▶ _REQUIREMENTS_: Using the listing below, extract each line that has the word "ABCD" in it.
======
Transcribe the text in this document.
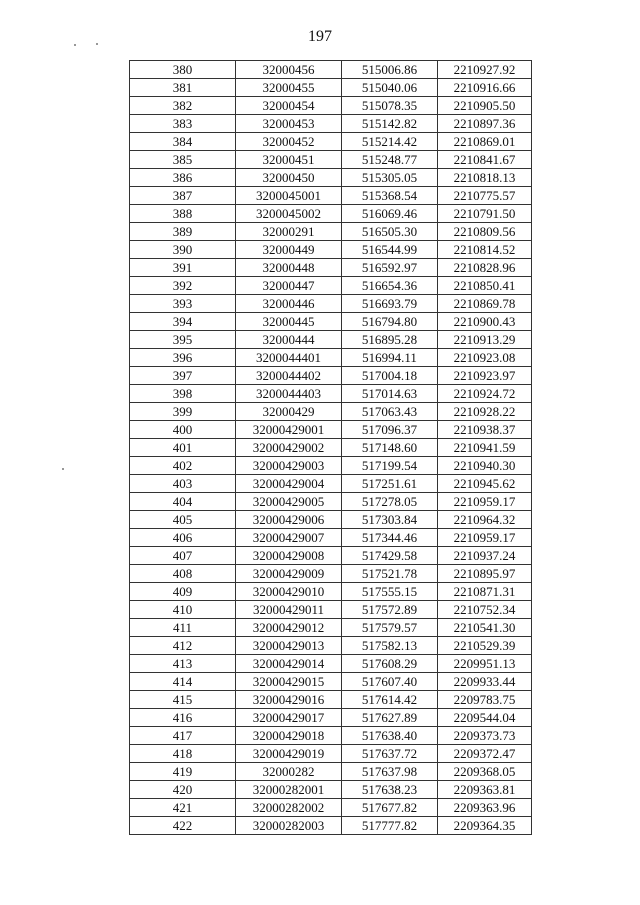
197
380	32000456	515006.86	2210927.92
381	32000455	515040.06	2210916.66
382	32000454	515078.35	2210905.50
383	32000453	515142.82	2210897.36
384	32000452	515214.42	2210869.01
385	32000451	515248.77	2210841.67
386	32000450	515305.05	2210818.13
387	3200045001	515368.54	2210775.57
388	3200045002	516069.46	2210791.50
389	32000291	516505.30	2210809.56
390	32000449	516544.99	2210814.52
391	32000448	516592.97	2210828.96
392	32000447	516654.36	2210850.41
393	32000446	516693.79	2210869.78
394	32000445	516794.80	2210900.43
395	32000444	516895.28	2210913.29
396	3200044401	516994.11	2210923.08
397	3200044402	517004.18	2210923.97
398	3200044403	517014.63	2210924.72
399	32000429	517063.43	2210928.22
400	32000429001	517096.37	2210938.37
401	32000429002	517148.60	2210941.59
402	32000429003	517199.54	2210940.30
403	32000429004	517251.61	2210945.62
404	32000429005	517278.05	2210959.17
405	32000429006	517303.84	2210964.32
406	32000429007	517344.46	2210959.17
407	32000429008	517429.58	2210937.24
408	32000429009	517521.78	2210895.97
409	32000429010	517555.15	2210871.31
410	32000429011	517572.89	2210752.34
411	32000429012	517579.57	2210541.30
412	32000429013	517582.13	2210529.39
413	32000429014	517608.29	2209951.13
414	32000429015	517607.40	2209933.44
415	32000429016	517614.42	2209783.75
416	32000429017	517627.89	2209544.04
417	32000429018	517638.40	2209373.73
418	32000429019	517637.72	2209372.47
419	32000282	517637.98	2209368.05
420	32000282001	517638.23	2209363.81
421	32000282002	517677.82	2209363.96
422	32000282003	517777.82	2209364.35
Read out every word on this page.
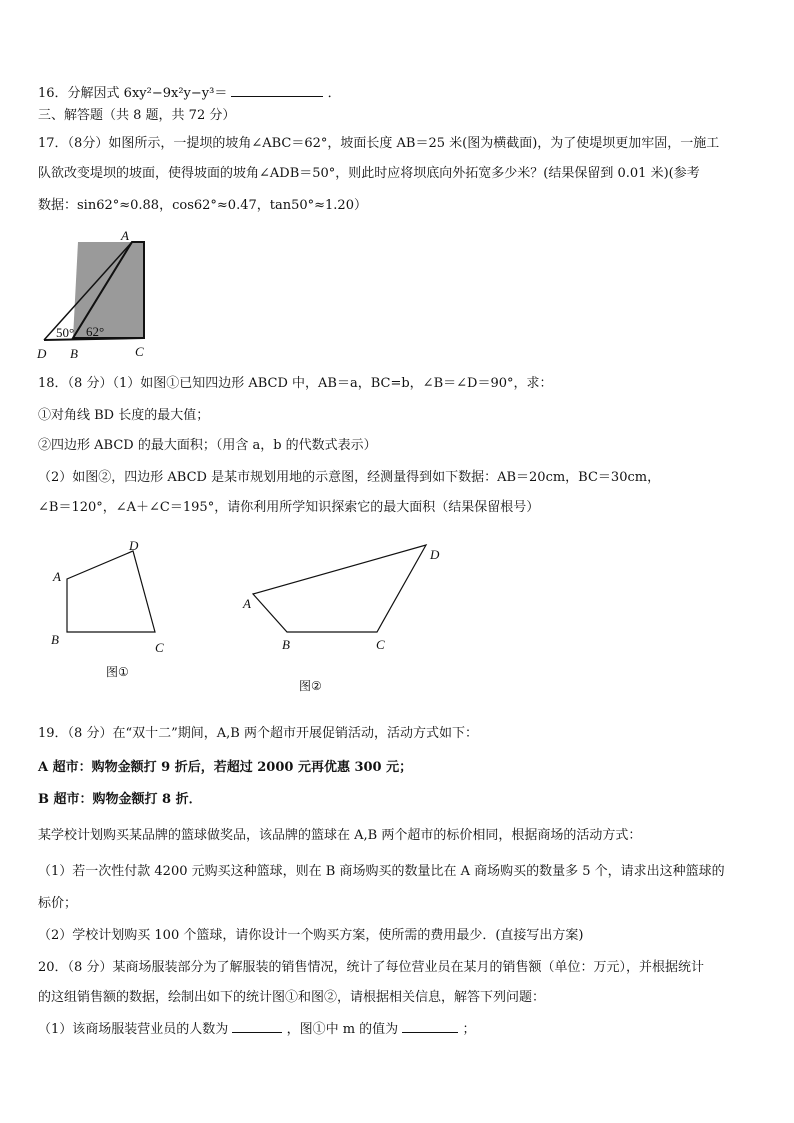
16．分解因式 6xy²−9x²y−y³＝	．
三、解答题（共 8 题，共 72 分）
17．（8分）如图所示，一提坝的坡角∠ABC＝62°，坡面长度 AB＝25 米(图为横截面)，为了使堤坝更加牢固，一施工
队欲改变堤坝的坡面，使得坡面的坡角∠ADB＝50°，则此时应将坝底向外拓宽多少米？(结果保留到 0.01 米)(参考
数据：sin62°≈0.88，cos62°≈0.47，tan50°≈1.20）
A
D B	C
50° 62°
18．（8 分）（1）如图①已知四边形 ABCD 中，AB＝a，BC=b，∠B＝∠D＝90°，求：
①对角线 BD 长度的最大值；
②四边形 ABCD 的最大面积；（用含 a，b 的代数式表示）
（2）如图②，四边形 ABCD 是某市规划用地的示意图，经测量得到如下数据：AB＝20cm，BC＝30cm，
∠B＝120°，∠A＋∠C＝195°，请你利用所学知识探索它的最大面积（结果保留根号）
A
B
C
D
图①
A
B	C
D
图②
19．（8 分）在“双十二”期间，A,B 两个超市开展促销活动，活动方式如下：
A 超市：购物金额打 9 折后，若超过 2000 元再优惠 300 元；
B 超市：购物金额打 8 折．
某学校计划购买某品牌的篮球做奖品，该品牌的篮球在 A,B 两个超市的标价相同，根据商场的活动方式：
（1）若一次性付款 4200 元购买这种篮球，则在 B 商场购买的数量比在 A 商场购买的数量多 5 个，请求出这种篮球的
标价；
（2）学校计划购买 100 个篮球，请你设计一个购买方案，使所需的费用最少．(直接写出方案)
20．（8 分）某商场服装部分为了解服装的销售情况，统计了每位营业员在某月的销售额（单位：万元），并根据统计
的这组销售额的数据，绘制出如下的统计图①和图②，请根据相关信息，解答下列问题：
（1）该商场服装营业员的人数为	，图①中 m 的值为	；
======
▶ _RESPONSE TO THIS TASK_:
18．（8 分）（1）如图①已知四边形 ABCD 中，AB＝a，BC=b，∠B＝∠D＝90°，求：
②四边形 ABCD 的最大面积；（用含 a，b 的代数式表示）
（2）如图②，四边形 ABCD 是某市规划用地的示意图，经测量得到如下数据：AB＝20cm，BC＝30cm，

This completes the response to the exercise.